▶ [Exercise requirements]: Transcribe the records in full, keeping every character as it is.

## START Dataset entries

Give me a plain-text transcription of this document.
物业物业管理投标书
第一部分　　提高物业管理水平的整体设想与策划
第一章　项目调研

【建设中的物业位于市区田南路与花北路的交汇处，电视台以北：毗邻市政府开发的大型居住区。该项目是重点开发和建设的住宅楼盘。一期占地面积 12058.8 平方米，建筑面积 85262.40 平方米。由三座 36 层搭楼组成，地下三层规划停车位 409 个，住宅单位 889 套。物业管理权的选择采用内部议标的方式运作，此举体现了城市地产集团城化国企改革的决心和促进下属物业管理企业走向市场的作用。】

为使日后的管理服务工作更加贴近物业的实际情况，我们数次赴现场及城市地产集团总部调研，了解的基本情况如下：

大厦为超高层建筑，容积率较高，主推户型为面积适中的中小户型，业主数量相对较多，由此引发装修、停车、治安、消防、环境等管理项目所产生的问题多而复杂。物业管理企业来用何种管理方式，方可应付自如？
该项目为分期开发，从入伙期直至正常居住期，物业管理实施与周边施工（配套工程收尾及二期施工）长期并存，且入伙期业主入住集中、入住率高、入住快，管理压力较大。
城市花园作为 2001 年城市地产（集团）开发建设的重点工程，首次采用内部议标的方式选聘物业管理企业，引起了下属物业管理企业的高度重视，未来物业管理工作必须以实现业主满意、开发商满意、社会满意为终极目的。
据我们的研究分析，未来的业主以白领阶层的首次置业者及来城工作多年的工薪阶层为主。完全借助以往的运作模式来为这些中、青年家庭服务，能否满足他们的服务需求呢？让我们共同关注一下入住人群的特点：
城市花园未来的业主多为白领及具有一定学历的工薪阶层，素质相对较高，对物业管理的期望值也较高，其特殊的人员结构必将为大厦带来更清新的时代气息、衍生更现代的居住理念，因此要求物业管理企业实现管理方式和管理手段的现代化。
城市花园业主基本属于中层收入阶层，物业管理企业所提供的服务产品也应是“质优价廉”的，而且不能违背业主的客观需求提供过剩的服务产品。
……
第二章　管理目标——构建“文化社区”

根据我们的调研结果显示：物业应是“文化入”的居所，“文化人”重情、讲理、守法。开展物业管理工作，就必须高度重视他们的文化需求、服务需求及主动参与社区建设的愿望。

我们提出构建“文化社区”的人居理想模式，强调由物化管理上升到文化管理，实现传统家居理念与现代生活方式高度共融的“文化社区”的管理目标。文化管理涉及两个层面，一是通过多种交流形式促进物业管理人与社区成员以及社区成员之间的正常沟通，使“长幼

## END Dataset entries

▶ [The answer]:
Give me a plain-text transcription of this document.
物业物业管理投标书
第一部分　　提高物业管理水平的整体设想与策划
第一章　项目调研

【建设中的物业位于市区田南路与花北路的交汇处，电视台以北：毗邻市政府开发的大型居住区。该项目是重点开发和建设的住宅楼盘。一期占地面积 12058.8 平方米，建筑面积 85262.40 平方米。由三座 36 层搭楼组成，地下三层规划停车位 409 个，住宅单位 889 套。物业管理权的选择采用内部议标的方式运作，此举体现了城市地产集团城化国企改革的决心和促进下属物业管理企业走向市场的作用。】

为使日后的管理服务工作更加贴近物业的实际情况，我们数次赴现场及城市地产集团总部调研，了解的基本情况如下：

大厦为超高层建筑，容积率较高，主推户型为面积适中的中小户型，业主数量相对较多，由此引发装修、停车、治安、消防、环境等管理项目所产生的问题多而复杂。物业管理企业来用何种管理方式，方可应付自如？
该项目为分期开发，从入伙期直至正常居住期，物业管理实施与周边施工（配套工程收尾及二期施工）长期并存，且入伙期业主入住集中、入住率高、入住快，管理压力较大。
城市花园作为 2001 年城市地产（集团）开发建设的重点工程，首次采用内部议标的方式选聘物业管理企业，引起了下属物业管理企业的高度重视，未来物业管理工作必须以实现业主满意、开发商满意、社会满意为终极目的。
据我们的研究分析，未来的业主以白领阶层的首次置业者及来城工作多年的工薪阶层为主。完全借助以往的运作模式来为这些中、青年家庭服务，能否满足他们的服务需求呢？让我们共同关注一下入住人群的特点：
城市花园未来的业主多为白领及具有一定学历的工薪阶层，素质相对较高，对物业管理的期望值也较高，其特殊的人员结构必将为大厦带来更清新的时代气息、衍生更现代的居住理念，因此要求物业管理企业实现管理方式和管理手段的现代化。
城市花园业主基本属于中层收入阶层，物业管理企业所提供的服务产品也应是“质优价廉”的，而且不能违背业主的客观需求提供过剩的服务产品。
……
第二章　管理目标——构建“文化社区”

根据我们的调研结果显示：物业应是“文化入”的居所，“文化人”重情、讲理、守法。开展物业管理工作，就必须高度重视他们的文化需求、服务需求及主动参与社区建设的愿望。

我们提出构建“文化社区”的人居理想模式，强调由物化管理上升到文化管理，实现传统家居理念与现代生活方式高度共融的“文化社区”的管理目标。文化管理涉及两个层面，一是通过多种交流形式促进物业管理人与社区成员以及社区成员之间的正常沟通，使“长幼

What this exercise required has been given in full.